What you need to do - Restate each line of the listing exactly, without carrying over any pictures.

Extracted data -

>> start

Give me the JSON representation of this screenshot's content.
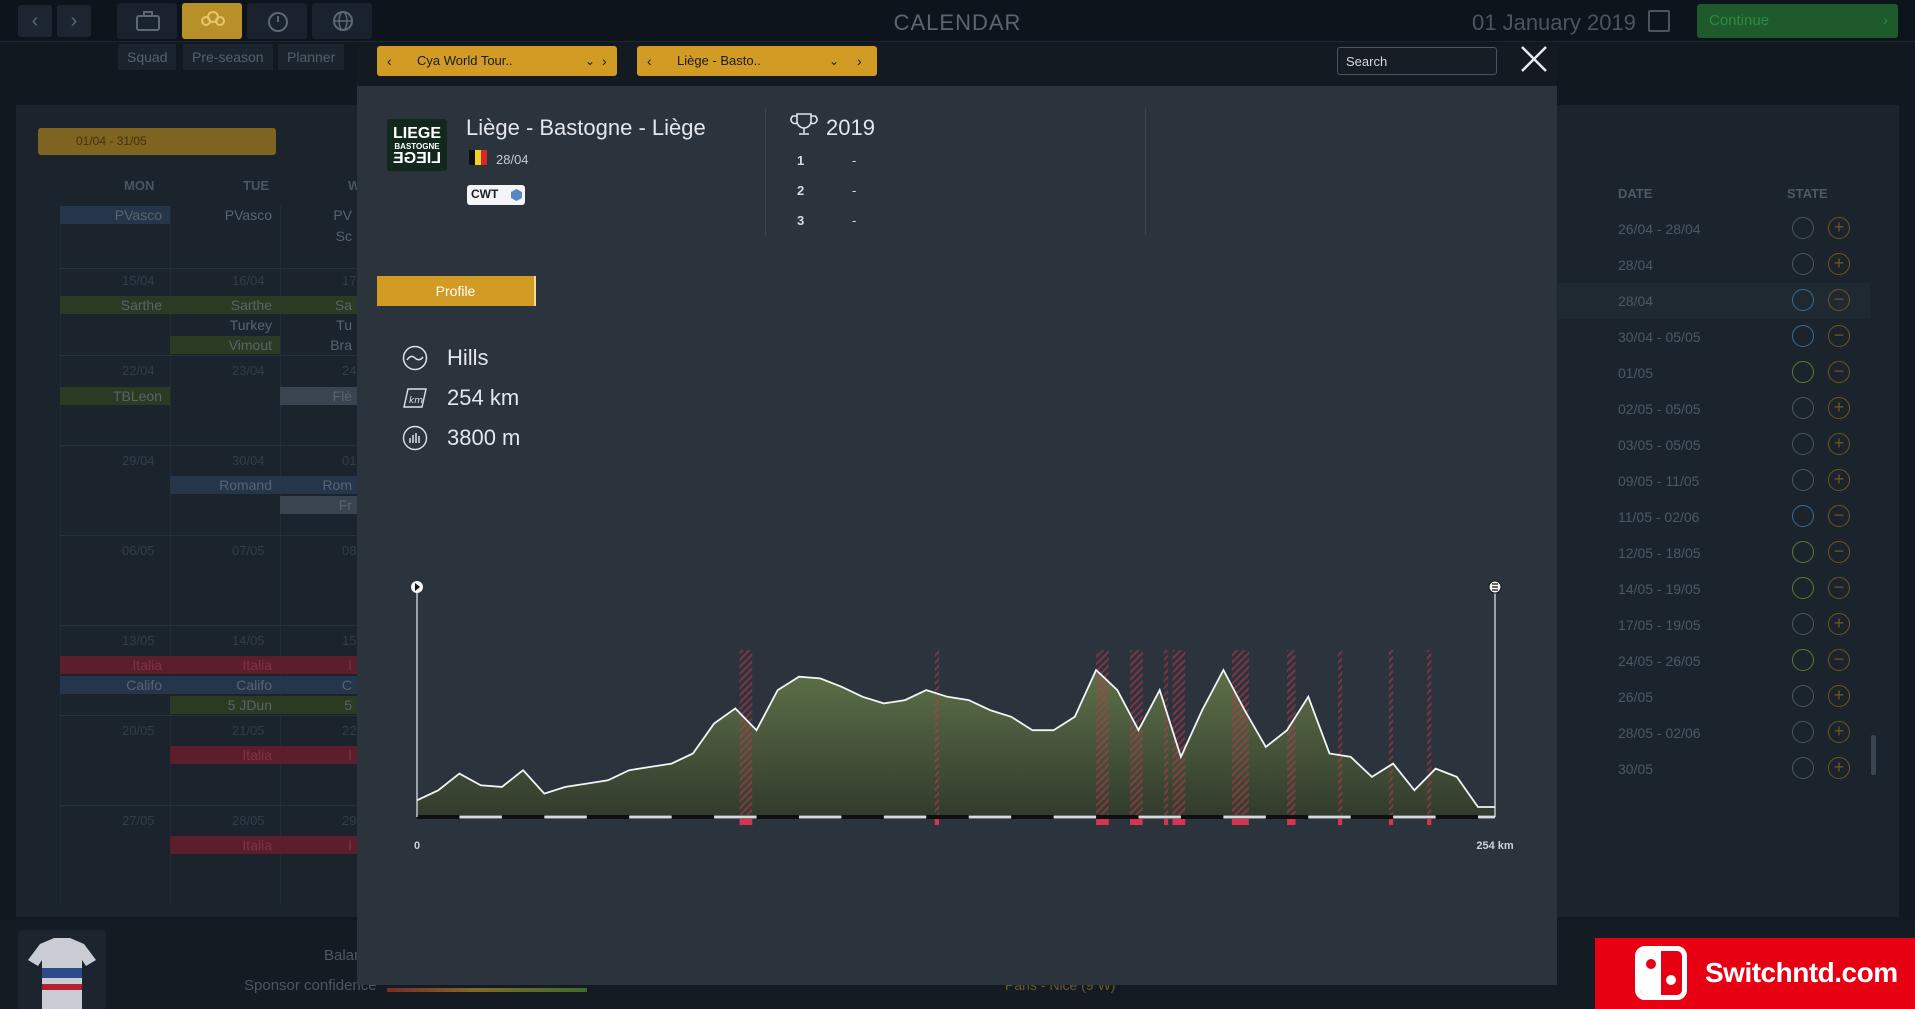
{
  "app": {
    "title": "CALENDAR",
    "date": "01 January 2019",
    "continue_label": "Continue",
    "subtabs": [
      "Squad",
      "Pre-season",
      "Planner"
    ]
  },
  "background": {
    "date_range": "01/04 - 31/05",
    "day_headers": [
      "MON",
      "TUE",
      "W"
    ],
    "week_dates": [
      [
        "15/04",
        "16/04",
        "17"
      ],
      [
        "22/04",
        "23/04",
        "24"
      ],
      [
        "29/04",
        "30/04",
        "01"
      ],
      [
        "06/05",
        "07/05",
        "08"
      ],
      [
        "13/05",
        "14/05",
        "15"
      ],
      [
        "20/05",
        "21/05",
        "22"
      ],
      [
        "27/05",
        "28/05",
        "29"
      ]
    ],
    "calendar_races": {
      "r1": [
        "PVasco",
        "PVasco",
        "PV"
      ],
      "r1b": "Sc",
      "r2": [
        "Sarthe",
        "Sarthe",
        "Sa"
      ],
      "r2b": [
        "Turkey",
        "Tu"
      ],
      "r2c": [
        "Vimout",
        "Bra"
      ],
      "r3": [
        "TBLeon",
        "Flè"
      ],
      "r4": [
        "Romand",
        "Rom"
      ],
      "r4b": "Fr",
      "r5": [
        "Italia",
        "Italia",
        "I"
      ],
      "r5b": [
        "Califo",
        "Califo",
        "C"
      ],
      "r5c": [
        "5 JDun",
        "5"
      ],
      "r6": [
        "Italia",
        "I"
      ],
      "r7": [
        "Italia",
        "I"
      ]
    },
    "list_headers": {
      "date": "DATE",
      "state": "STATE"
    },
    "list_dates": [
      "26/04 - 28/04",
      "28/04",
      "28/04",
      "30/04 - 05/05",
      "01/05",
      "02/05 - 05/05",
      "03/05 - 05/05",
      "09/05 - 11/05",
      "11/05 - 02/06",
      "12/05 - 18/05",
      "14/05 - 19/05",
      "17/05 - 19/05",
      "24/05 - 26/05",
      "26/05",
      "28/05 - 02/06",
      "30/05"
    ],
    "bottom": {
      "balance_label": "Balan",
      "sponsor_label": "Sponsor confidence",
      "next_race": "Paris - Nice (9 W)"
    }
  },
  "modal": {
    "tour_select": "Cya World Tour..",
    "race_select": "Liège - Basto..",
    "search_placeholder": "Search",
    "race": {
      "name": "Liège - Bastogne - Liège",
      "date": "28/04",
      "category": "CWT",
      "logo_lines": [
        "LIEGE",
        "BASTOGNE",
        "LIEGE"
      ]
    },
    "results": {
      "year": "2019",
      "podium": [
        {
          "rank": "1",
          "rider": "-"
        },
        {
          "rank": "2",
          "rider": "-"
        },
        {
          "rank": "3",
          "rider": "-"
        }
      ]
    },
    "tab_profile": "Profile",
    "stats": {
      "terrain": "Hills",
      "distance": "254 km",
      "elevation": "3800 m"
    },
    "icons": {
      "terrain": "hills-icon",
      "distance": "distance-km-icon",
      "elevation": "elevation-icon",
      "start": "start-flag-icon",
      "finish": "finish-flag-icon"
    },
    "colors": {
      "accent": "#d19b24",
      "profile_fill": "#4e5f40",
      "climb_marker": "#d9334f"
    }
  },
  "chart_data": {
    "type": "area",
    "title": "",
    "xlabel": "",
    "ylabel": "",
    "x_tick_labels": [
      "0",
      "254 km"
    ],
    "xlim": [
      0,
      254
    ],
    "x": [
      0,
      5,
      10,
      15,
      20,
      25,
      30,
      35,
      40,
      45,
      50,
      55,
      60,
      65,
      70,
      75,
      80,
      85,
      90,
      95,
      100,
      105,
      110,
      115,
      120,
      125,
      130,
      135,
      140,
      145,
      150,
      155,
      160,
      165,
      170,
      175,
      180,
      185,
      190,
      195,
      200,
      205,
      210,
      215,
      220,
      225,
      230,
      235,
      240,
      245,
      250,
      254
    ],
    "y": [
      100,
      160,
      260,
      190,
      180,
      280,
      140,
      180,
      200,
      220,
      280,
      300,
      320,
      380,
      560,
      650,
      520,
      760,
      840,
      830,
      780,
      720,
      680,
      700,
      760,
      720,
      700,
      640,
      600,
      520,
      520,
      600,
      880,
      760,
      520,
      760,
      360,
      640,
      880,
      640,
      420,
      520,
      720,
      380,
      360,
      240,
      320,
      160,
      290,
      240,
      60,
      60
    ],
    "climbs_km": [
      [
        76,
        79
      ],
      [
        122,
        123
      ],
      [
        160,
        163
      ],
      [
        168,
        171
      ],
      [
        176,
        177
      ],
      [
        178,
        181
      ],
      [
        192,
        196
      ],
      [
        205,
        207
      ],
      [
        217,
        218
      ],
      [
        229,
        230
      ],
      [
        238,
        239
      ]
    ],
    "sectors_km": [
      [
        10,
        20
      ],
      [
        30,
        40
      ],
      [
        50,
        60
      ],
      [
        70,
        80
      ],
      [
        90,
        100
      ],
      [
        110,
        120
      ],
      [
        130,
        140
      ],
      [
        150,
        160
      ],
      [
        170,
        180
      ],
      [
        190,
        200
      ],
      [
        210,
        220
      ],
      [
        230,
        240
      ],
      [
        250,
        254
      ]
    ]
  }
}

>> end

Correct output -
Give me the JSON representation of this screenshot's content.
{
  "app": {
    "title": "CALENDAR",
    "date": "01 January 2019",
    "continue_label": "Continue",
    "subtabs": [
      "Squad",
      "Pre-season",
      "Planner"
    ]
  },
  "background": {
    "date_range": "01/04 - 31/05",
    "day_headers": [
      "MON",
      "TUE",
      "W"
    ],
    "week_dates": [
      [
        "15/04",
        "16/04",
        "17"
      ],
      [
        "22/04",
        "23/04",
        "24"
      ],
      [
        "29/04",
        "30/04",
        "01"
      ],
      [
        "06/05",
        "07/05",
        "08"
      ],
      [
        "13/05",
        "14/05",
        "15"
      ],
      [
        "20/05",
        "21/05",
        "22"
      ],
      [
        "27/05",
        "28/05",
        "29"
      ]
    ],
    "calendar_races": {
      "r1": [
        "PVasco",
        "PVasco",
        "PV"
      ],
      "r1b": "Sc",
      "r2": [
        "Sarthe",
        "Sarthe",
        "Sa"
      ],
      "r2b": [
        "Turkey",
        "Tu"
      ],
      "r2c": [
        "Vimout",
        "Bra"
      ],
      "r3": [
        "TBLeon",
        "Flè"
      ],
      "r4": [
        "Romand",
        "Rom"
      ],
      "r4b": "Fr",
      "r5": [
        "Italia",
        "Italia",
        "I"
      ],
      "r5b": [
        "Califo",
        "Califo",
        "C"
      ],
      "r5c": [
        "5 JDun",
        "5"
      ],
      "r6": [
        "Italia",
        "I"
      ],
      "r7": [
        "Italia",
        "I"
      ]
    },
    "list_headers": {
      "date": "DATE",
      "state": "STATE"
    },
    "list_dates": [
      "26/04 - 28/04",
      "28/04",
      "28/04",
      "30/04 - 05/05",
      "01/05",
      "02/05 - 05/05",
      "03/05 - 05/05",
      "09/05 - 11/05",
      "11/05 - 02/06",
      "12/05 - 18/05",
      "14/05 - 19/05",
      "17/05 - 19/05",
      "24/05 - 26/05",
      "26/05",
      "28/05 - 02/06",
      "30/05"
    ],
    "bottom": {
      "balance_label": "Balan",
      "sponsor_label": "Sponsor confidence",
      "next_race": "Paris - Nice (9 W)"
    }
  },
  "modal": {
    "tour_select": "Cya World Tour..",
    "race_select": "Liège - Basto..",
    "search_placeholder": "Search",
    "race": {
      "name": "Liège - Bastogne - Liège",
      "date": "28/04",
      "category": "CWT",
      "logo_lines": [
        "LIEGE",
        "BASTOGNE",
        "LIEGE"
      ]
    },
    "results": {
      "year": "2019",
      "podium": [
        {
          "rank": "1",
          "rider": "-"
        },
        {
          "rank": "2",
          "rider": "-"
        },
        {
          "rank": "3",
          "rider": "-"
        }
      ]
    },
    "tab_profile": "Profile",
    "stats": {
      "terrain": "Hills",
      "distance": "254 km",
      "elevation": "3800 m"
    },
    "icons": {
      "terrain": "hills-icon",
      "distance": "distance-km-icon",
      "elevation": "elevation-icon",
      "start": "start-flag-icon",
      "finish": "finish-flag-icon"
    },
    "colors": {
      "accent": "#d19b24",
      "profile_fill": "#4e5f40",
      "climb_marker": "#d9334f"
    }
  },
  "chart_data": {
    "type": "area",
    "title": "",
    "xlabel": "",
    "ylabel": "",
    "x_tick_labels": [
      "0",
      "254 km"
    ],
    "xlim": [
      0,
      254
    ],
    "x": [
      0,
      5,
      10,
      15,
      20,
      25,
      30,
      35,
      40,
      45,
      50,
      55,
      60,
      65,
      70,
      75,
      80,
      85,
      90,
      95,
      100,
      105,
      110,
      115,
      120,
      125,
      130,
      135,
      140,
      145,
      150,
      155,
      160,
      165,
      170,
      175,
      180,
      185,
      190,
      195,
      200,
      205,
      210,
      215,
      220,
      225,
      230,
      235,
      240,
      245,
      250,
      254
    ],
    "y": [
      100,
      160,
      260,
      190,
      180,
      280,
      140,
      180,
      200,
      220,
      280,
      300,
      320,
      380,
      560,
      650,
      520,
      760,
      840,
      830,
      780,
      720,
      680,
      700,
      760,
      720,
      700,
      640,
      600,
      520,
      520,
      600,
      880,
      760,
      520,
      760,
      360,
      640,
      880,
      640,
      420,
      520,
      720,
      380,
      360,
      240,
      320,
      160,
      290,
      240,
      60,
      60
    ],
    "climbs_km": [
      [
        76,
        79
      ],
      [
        122,
        123
      ],
      [
        160,
        163
      ],
      [
        168,
        171
      ],
      [
        176,
        177
      ],
      [
        178,
        181
      ],
      [
        192,
        196
      ],
      [
        205,
        207
      ],
      [
        217,
        218
      ],
      [
        229,
        230
      ],
      [
        238,
        239
      ]
    ],
    "sectors_km": [
      [
        10,
        20
      ],
      [
        30,
        40
      ],
      [
        50,
        60
      ],
      [
        70,
        80
      ],
      [
        90,
        100
      ],
      [
        110,
        120
      ],
      [
        130,
        140
      ],
      [
        150,
        160
      ],
      [
        170,
        180
      ],
      [
        190,
        200
      ],
      [
        210,
        220
      ],
      [
        230,
        240
      ],
      [
        250,
        254
      ]
    ]
  }
}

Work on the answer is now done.